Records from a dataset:

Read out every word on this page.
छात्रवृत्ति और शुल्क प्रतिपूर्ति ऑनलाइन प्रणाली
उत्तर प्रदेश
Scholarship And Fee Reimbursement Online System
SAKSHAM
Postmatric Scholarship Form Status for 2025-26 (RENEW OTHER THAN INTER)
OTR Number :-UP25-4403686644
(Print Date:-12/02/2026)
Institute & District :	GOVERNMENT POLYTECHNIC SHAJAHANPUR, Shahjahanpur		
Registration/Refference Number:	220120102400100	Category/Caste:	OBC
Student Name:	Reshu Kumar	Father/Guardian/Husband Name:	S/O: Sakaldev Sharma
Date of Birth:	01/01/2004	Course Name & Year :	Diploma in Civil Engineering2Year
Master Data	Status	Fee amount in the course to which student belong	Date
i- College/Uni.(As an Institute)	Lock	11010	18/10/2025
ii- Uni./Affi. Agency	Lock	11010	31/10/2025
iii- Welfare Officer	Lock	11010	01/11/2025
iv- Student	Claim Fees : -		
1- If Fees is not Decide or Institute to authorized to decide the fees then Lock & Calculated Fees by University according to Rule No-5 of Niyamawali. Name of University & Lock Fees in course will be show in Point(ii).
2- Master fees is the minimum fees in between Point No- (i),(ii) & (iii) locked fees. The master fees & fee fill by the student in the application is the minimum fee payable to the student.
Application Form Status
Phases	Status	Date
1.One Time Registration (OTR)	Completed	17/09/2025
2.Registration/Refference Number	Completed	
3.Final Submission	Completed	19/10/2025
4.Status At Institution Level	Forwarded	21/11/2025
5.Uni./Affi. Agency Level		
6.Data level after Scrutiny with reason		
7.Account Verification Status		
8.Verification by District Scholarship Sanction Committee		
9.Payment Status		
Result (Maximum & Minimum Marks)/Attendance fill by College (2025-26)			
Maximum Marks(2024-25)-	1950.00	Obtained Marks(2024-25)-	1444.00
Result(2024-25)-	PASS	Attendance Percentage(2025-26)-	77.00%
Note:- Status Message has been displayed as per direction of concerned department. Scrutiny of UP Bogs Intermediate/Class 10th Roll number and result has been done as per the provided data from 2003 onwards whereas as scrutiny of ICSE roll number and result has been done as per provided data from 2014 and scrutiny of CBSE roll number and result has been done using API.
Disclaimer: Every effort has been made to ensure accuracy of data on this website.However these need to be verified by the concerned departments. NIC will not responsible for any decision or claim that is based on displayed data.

- [Written problem]
Pull out all lines from the entries above that include the word "Status".

- [Completed task]
Postmatric Scholarship Form Status for 2025-26 (RENEW OTHER THAN INTER)
Master Data	Status	Fee amount in the course to which student belong	Date
Application Form Status
Phases	Status	Date
4.Status At Institution Level	Forwarded	21/11/2025
7.Account Verification Status		
9.Payment Status		
Note:- Status Message has been displayed as per direction of concerned department. Scrutiny of UP Bogs Intermediate/Class 10th Roll number and result has been done as per the provided data from 2003 onwards whereas as scrutiny of ICSE roll number and result has been done as per provided data from 2014 and scrutiny of CBSE roll number and result has been done using API.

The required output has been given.